→ **Task**
Give only the number of lines below that contain the word "health".

Collected data
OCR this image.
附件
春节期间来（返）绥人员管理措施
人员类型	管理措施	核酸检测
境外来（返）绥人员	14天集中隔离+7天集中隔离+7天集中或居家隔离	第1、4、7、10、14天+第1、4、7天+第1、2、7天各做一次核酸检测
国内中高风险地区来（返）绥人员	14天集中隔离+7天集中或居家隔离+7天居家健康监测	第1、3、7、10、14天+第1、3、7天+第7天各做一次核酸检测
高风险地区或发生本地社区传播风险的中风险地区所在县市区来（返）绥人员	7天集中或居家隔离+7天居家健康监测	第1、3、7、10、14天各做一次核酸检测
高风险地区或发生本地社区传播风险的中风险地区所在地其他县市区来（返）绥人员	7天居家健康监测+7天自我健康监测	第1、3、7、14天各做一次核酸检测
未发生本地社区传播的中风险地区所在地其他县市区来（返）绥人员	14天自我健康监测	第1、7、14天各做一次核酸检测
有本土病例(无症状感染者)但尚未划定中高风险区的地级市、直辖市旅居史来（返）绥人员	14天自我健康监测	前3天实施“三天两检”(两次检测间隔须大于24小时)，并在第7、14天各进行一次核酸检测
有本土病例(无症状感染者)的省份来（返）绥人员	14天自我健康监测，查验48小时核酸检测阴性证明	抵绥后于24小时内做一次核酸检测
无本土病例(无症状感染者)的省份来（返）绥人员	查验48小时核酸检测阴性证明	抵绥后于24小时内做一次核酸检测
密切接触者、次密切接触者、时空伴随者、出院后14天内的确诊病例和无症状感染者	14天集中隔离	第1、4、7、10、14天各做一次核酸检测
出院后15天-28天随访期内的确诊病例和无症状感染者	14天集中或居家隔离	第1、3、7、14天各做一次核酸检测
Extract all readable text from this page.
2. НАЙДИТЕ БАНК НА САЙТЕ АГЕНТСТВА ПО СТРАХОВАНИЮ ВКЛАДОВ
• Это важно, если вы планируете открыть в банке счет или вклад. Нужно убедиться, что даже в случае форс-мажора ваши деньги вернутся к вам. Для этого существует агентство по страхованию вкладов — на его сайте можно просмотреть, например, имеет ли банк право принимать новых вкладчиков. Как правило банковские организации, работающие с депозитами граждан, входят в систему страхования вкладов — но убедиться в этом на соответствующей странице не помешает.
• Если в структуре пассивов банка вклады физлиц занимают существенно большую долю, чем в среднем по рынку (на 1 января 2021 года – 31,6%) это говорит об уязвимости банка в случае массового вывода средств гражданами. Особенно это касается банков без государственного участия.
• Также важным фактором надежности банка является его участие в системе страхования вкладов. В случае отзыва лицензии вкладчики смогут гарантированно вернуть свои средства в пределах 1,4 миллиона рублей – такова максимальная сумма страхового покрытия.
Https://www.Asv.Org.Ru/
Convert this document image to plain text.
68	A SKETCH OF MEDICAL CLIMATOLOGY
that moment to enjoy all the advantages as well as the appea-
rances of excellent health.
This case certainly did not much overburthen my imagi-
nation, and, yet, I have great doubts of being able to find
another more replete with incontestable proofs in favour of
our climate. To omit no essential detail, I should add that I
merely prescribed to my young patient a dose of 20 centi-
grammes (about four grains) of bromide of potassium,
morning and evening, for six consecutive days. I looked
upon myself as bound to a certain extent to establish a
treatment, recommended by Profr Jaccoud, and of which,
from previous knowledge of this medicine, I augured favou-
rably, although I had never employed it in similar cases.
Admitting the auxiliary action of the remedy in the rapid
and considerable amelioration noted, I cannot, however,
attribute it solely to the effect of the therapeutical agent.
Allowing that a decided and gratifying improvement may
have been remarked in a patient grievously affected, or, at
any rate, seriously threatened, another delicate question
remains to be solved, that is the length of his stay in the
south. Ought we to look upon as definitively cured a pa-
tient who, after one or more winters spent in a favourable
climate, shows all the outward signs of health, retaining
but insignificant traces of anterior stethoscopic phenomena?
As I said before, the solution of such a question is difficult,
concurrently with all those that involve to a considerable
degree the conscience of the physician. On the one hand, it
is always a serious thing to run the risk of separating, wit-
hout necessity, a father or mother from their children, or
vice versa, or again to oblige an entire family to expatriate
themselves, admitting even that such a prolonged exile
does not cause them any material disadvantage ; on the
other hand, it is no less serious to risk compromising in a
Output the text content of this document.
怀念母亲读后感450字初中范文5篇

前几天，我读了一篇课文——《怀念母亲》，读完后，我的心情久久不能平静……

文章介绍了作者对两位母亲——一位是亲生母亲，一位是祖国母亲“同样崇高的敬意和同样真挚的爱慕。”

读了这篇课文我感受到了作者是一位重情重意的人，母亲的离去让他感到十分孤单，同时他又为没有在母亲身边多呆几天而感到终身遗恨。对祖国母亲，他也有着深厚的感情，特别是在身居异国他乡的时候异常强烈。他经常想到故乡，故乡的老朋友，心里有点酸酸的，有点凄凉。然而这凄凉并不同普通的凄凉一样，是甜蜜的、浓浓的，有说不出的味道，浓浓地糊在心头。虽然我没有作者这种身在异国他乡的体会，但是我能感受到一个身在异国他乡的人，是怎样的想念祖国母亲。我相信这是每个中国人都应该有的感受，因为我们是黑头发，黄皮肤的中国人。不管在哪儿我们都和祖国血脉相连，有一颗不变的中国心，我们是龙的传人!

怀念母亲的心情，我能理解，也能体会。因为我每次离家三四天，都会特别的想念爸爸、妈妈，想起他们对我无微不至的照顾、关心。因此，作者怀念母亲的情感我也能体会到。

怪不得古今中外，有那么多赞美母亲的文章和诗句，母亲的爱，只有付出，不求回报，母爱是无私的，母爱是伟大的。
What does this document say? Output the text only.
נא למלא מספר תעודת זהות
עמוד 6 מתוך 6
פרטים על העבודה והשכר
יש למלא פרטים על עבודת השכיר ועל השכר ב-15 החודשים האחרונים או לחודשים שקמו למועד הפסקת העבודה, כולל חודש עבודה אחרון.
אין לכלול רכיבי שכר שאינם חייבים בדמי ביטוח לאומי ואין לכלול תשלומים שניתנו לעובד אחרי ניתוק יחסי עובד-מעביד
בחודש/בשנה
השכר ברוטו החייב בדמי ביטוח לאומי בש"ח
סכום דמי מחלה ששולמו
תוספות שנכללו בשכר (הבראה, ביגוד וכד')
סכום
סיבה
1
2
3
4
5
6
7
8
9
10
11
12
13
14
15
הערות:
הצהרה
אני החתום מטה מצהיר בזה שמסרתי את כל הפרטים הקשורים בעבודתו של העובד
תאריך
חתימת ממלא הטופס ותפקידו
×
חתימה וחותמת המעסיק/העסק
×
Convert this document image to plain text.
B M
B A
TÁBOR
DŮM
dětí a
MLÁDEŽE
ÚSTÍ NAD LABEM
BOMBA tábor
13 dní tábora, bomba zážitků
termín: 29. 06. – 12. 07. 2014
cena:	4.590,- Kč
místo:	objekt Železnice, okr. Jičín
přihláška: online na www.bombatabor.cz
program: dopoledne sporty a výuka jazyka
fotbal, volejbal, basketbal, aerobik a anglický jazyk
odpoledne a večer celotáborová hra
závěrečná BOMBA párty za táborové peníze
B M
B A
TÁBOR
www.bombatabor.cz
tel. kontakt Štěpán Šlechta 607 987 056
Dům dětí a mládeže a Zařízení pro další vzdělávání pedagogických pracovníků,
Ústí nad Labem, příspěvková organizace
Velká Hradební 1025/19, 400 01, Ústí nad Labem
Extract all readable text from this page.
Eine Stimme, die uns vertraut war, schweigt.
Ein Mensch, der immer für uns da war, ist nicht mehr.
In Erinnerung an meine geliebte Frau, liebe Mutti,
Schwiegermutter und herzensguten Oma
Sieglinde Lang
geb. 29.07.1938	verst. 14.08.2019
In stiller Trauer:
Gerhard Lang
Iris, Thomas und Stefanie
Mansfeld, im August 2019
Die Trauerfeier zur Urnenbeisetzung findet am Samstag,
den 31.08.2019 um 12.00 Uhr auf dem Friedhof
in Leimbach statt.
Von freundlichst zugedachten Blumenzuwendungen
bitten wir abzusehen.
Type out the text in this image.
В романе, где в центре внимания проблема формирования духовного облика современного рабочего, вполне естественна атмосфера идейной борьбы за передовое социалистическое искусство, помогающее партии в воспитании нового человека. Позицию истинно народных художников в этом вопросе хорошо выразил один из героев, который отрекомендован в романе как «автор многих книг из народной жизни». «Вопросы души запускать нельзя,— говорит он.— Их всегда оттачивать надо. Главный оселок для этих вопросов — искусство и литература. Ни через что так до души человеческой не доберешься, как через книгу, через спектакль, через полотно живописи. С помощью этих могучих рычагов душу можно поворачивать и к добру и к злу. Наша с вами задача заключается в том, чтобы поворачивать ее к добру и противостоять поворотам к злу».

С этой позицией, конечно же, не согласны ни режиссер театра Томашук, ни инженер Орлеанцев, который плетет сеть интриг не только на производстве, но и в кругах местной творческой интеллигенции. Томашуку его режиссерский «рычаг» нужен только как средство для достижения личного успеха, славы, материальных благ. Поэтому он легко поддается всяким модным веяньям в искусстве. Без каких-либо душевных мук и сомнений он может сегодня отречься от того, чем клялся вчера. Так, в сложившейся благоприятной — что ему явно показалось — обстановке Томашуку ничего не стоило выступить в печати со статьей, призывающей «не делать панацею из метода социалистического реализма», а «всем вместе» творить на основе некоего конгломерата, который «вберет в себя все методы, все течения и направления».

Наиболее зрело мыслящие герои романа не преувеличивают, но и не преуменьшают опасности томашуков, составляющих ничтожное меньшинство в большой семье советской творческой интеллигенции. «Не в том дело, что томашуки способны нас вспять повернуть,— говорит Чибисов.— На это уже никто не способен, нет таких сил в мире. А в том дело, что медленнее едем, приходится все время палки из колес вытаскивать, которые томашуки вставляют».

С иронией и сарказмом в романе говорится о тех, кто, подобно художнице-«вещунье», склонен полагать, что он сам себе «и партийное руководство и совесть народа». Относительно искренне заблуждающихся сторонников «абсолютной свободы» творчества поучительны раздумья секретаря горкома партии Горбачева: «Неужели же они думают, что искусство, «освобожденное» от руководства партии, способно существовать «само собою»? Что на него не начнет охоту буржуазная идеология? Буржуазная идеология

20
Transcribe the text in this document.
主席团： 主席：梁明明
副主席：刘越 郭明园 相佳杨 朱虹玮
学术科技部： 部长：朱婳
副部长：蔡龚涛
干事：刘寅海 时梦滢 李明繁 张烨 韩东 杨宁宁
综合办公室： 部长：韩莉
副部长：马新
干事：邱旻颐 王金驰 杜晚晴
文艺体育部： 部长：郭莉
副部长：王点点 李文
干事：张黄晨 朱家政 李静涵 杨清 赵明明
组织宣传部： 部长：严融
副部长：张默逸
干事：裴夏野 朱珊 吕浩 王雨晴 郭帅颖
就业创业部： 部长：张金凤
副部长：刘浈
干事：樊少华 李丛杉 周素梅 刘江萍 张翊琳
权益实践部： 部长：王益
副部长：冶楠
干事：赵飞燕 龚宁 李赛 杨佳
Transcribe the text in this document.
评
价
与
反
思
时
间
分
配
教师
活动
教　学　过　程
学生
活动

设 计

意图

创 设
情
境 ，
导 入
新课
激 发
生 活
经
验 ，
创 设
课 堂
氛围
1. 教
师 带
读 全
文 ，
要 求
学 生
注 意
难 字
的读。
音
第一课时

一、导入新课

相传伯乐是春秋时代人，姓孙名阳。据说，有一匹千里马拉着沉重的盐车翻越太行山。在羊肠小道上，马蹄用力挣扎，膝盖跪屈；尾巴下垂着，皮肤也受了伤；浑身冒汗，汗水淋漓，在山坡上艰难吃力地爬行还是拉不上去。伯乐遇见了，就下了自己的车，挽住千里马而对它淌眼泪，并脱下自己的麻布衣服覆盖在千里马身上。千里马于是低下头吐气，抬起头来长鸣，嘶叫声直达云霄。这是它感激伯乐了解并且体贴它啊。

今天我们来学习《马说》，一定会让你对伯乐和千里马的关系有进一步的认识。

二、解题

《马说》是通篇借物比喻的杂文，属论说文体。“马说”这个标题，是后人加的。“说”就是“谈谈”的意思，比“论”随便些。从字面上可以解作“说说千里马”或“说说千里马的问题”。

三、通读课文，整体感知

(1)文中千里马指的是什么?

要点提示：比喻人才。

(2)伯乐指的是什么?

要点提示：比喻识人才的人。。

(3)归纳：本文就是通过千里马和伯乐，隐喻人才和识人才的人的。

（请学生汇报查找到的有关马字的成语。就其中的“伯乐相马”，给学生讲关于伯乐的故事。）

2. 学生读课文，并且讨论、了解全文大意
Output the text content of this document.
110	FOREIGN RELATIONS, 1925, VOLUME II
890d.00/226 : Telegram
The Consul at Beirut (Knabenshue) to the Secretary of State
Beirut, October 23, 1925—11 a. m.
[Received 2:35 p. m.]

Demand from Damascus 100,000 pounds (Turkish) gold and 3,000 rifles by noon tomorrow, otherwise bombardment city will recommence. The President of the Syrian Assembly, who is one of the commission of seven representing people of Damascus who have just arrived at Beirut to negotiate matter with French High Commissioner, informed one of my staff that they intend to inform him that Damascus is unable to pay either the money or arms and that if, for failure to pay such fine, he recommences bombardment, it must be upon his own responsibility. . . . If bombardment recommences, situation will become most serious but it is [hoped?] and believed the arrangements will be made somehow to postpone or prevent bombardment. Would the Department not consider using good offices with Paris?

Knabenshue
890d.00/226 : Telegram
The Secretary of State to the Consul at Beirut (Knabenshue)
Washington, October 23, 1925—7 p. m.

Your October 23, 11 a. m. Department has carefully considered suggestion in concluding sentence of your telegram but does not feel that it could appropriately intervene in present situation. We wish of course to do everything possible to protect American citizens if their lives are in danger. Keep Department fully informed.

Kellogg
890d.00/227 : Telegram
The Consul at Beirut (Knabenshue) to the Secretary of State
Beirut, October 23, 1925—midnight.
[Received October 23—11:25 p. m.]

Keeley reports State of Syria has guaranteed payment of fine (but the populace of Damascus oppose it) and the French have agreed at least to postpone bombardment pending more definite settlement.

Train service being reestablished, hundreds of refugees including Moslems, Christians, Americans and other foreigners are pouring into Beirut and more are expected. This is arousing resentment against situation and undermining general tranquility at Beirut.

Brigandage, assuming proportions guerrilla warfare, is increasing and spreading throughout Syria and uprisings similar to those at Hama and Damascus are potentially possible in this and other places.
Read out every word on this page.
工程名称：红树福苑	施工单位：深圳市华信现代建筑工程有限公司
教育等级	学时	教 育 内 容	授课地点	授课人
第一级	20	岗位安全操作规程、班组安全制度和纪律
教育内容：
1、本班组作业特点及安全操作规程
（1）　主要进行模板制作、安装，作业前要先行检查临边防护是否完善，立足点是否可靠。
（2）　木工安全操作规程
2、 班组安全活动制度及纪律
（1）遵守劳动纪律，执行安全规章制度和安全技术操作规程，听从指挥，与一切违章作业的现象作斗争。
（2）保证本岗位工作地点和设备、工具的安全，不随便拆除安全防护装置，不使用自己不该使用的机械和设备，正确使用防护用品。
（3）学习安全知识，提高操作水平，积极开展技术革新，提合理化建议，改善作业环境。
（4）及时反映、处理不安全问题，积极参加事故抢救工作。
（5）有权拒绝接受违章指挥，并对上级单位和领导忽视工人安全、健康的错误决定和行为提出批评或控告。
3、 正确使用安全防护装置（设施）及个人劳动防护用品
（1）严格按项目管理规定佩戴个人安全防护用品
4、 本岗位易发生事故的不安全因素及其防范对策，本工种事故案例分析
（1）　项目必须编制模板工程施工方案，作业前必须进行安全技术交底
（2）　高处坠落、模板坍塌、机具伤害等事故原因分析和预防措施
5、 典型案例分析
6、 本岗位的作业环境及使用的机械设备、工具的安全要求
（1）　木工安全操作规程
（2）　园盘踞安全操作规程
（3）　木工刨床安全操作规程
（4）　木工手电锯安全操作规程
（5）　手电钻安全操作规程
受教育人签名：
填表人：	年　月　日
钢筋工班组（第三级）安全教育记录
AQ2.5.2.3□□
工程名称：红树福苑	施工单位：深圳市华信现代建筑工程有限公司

→ **Task answer**
2